Task statement:
Gather, from the listing beneath this task, every line holding the string "color".

Records provided:

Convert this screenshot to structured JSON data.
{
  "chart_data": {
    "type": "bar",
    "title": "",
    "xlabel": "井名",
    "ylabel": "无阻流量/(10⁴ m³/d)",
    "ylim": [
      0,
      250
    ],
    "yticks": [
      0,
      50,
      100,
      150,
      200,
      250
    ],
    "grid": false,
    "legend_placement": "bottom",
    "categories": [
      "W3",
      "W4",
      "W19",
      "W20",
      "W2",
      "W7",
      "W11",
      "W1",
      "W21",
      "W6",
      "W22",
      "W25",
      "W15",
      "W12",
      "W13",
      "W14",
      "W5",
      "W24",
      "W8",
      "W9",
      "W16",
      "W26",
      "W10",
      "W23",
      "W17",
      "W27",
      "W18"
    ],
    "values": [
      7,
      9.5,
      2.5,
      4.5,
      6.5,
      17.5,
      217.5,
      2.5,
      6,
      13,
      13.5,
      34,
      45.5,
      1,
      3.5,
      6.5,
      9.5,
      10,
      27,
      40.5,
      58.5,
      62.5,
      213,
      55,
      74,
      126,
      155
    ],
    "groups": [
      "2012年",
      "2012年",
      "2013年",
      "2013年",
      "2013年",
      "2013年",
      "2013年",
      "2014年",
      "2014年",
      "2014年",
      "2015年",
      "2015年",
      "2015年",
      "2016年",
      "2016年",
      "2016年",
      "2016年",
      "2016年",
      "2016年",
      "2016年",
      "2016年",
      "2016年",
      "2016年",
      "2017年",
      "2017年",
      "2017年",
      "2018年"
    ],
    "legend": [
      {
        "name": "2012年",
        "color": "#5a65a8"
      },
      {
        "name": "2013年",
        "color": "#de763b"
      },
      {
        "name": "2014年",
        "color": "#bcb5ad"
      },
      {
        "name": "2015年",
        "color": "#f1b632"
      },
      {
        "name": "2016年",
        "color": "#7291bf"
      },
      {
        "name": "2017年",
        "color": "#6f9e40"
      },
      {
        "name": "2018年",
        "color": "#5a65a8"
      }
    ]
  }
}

Exercise output:
        "color": "#5a65a8"
        "color": "#de763b"
        "color": "#bcb5ad"
        "color": "#f1b632"
        "color": "#7291bf"
        "color": "#6f9e40"
        "color": "#5a65a8"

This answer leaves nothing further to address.